• Required task
Look below. Copy each line that has "this" in it.

####################

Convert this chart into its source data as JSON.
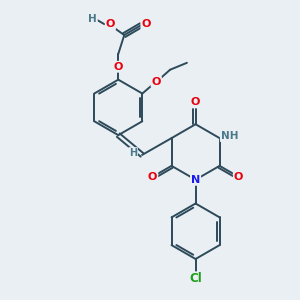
{
  "bg_color": "#eaeff3",
  "bond_color": "#2d4a5a",
  "atom_colors": {
    "O": "#e8000d",
    "N": "#1a1aee",
    "Cl": "#1a9e1a",
    "H": "#4a7a8a",
    "C": "#2d4a5a"
  },
  "figsize": [
    3.0,
    3.0
  ],
  "dpi": 100
}
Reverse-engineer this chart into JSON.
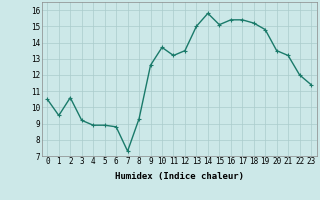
{
  "x": [
    0,
    1,
    2,
    3,
    4,
    5,
    6,
    7,
    8,
    9,
    10,
    11,
    12,
    13,
    14,
    15,
    16,
    17,
    18,
    19,
    20,
    21,
    22,
    23
  ],
  "y": [
    10.5,
    9.5,
    10.6,
    9.2,
    8.9,
    8.9,
    8.8,
    7.3,
    9.3,
    12.6,
    13.7,
    13.2,
    13.5,
    15.0,
    15.8,
    15.1,
    15.4,
    15.4,
    15.2,
    14.8,
    13.5,
    13.2,
    12.0,
    11.4
  ],
  "line_color": "#1a7a6a",
  "marker": "+",
  "marker_size": 3,
  "bg_color": "#cce8e8",
  "grid_color": "#aacccc",
  "xlabel": "Humidex (Indice chaleur)",
  "ylim": [
    7,
    16.5
  ],
  "xlim": [
    -0.5,
    23.5
  ],
  "yticks": [
    7,
    8,
    9,
    10,
    11,
    12,
    13,
    14,
    15,
    16
  ],
  "xticks": [
    0,
    1,
    2,
    3,
    4,
    5,
    6,
    7,
    8,
    9,
    10,
    11,
    12,
    13,
    14,
    15,
    16,
    17,
    18,
    19,
    20,
    21,
    22,
    23
  ],
  "xlabel_fontsize": 6.5,
  "tick_fontsize": 5.5,
  "linewidth": 1.0
}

####################

• Reply
Convert this chart into its source data as JSON.
Reverse-engineer this chart into JSON.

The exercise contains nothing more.